** start **
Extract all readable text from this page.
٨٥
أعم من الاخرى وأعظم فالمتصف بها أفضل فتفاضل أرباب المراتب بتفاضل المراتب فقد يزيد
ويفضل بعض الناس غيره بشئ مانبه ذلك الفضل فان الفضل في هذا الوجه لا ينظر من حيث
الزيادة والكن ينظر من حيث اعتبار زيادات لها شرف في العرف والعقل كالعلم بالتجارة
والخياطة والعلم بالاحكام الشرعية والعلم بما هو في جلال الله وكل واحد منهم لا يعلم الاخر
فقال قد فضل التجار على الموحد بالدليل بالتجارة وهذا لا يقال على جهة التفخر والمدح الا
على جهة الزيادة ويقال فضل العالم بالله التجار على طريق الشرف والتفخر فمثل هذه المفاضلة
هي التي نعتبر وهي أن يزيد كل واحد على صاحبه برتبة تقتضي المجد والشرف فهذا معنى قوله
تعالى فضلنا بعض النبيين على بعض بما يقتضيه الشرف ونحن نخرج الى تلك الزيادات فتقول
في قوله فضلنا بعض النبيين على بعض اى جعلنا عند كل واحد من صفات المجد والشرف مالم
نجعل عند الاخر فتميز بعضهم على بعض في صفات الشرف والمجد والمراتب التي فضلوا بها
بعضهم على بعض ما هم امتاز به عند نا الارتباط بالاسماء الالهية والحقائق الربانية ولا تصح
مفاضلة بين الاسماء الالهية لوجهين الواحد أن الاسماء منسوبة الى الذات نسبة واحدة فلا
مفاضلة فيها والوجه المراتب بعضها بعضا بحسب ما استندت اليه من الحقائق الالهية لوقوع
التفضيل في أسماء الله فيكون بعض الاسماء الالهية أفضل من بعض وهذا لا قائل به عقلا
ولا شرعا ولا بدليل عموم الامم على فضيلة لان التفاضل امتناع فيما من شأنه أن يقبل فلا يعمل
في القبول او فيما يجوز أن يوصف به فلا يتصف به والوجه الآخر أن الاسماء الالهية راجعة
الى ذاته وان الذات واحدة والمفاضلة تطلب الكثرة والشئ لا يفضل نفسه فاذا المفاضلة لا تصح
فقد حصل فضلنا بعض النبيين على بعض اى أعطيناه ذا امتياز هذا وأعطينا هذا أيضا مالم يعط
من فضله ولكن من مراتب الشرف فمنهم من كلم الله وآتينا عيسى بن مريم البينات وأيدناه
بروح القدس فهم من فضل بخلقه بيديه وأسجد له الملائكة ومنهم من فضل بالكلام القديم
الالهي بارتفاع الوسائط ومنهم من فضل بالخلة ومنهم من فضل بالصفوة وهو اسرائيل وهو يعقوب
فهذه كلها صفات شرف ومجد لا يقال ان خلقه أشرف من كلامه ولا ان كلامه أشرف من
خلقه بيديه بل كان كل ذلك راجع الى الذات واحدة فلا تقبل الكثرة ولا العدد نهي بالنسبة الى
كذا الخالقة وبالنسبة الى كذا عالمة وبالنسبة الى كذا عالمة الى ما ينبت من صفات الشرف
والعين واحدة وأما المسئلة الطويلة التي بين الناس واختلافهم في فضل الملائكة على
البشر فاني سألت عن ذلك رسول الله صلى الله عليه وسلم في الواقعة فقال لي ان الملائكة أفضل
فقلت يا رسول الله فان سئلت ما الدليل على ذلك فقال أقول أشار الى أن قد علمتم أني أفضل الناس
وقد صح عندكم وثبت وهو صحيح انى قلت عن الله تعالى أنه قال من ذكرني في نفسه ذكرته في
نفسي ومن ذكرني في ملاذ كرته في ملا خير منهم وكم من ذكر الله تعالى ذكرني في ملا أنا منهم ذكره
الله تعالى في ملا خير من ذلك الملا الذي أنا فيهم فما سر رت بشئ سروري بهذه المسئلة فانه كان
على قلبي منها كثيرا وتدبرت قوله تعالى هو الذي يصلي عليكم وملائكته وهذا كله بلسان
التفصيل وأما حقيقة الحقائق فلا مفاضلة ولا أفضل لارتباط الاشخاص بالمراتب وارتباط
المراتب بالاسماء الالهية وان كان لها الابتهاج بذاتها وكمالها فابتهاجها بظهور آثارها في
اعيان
** end **
• Requirements
Locate each line with the word "ذكرني" and copy it.

• Full response
وقد صح عندكم وثبت وهو صحيح انى قلت عن الله تعالى أنه قال من ذكرني في نفسه ذكرته في
نفسي ومن ذكرني في ملاذ كرته في ملا خير منهم وكم من ذكر الله تعالى ذكرني في ملا أنا منهم ذكره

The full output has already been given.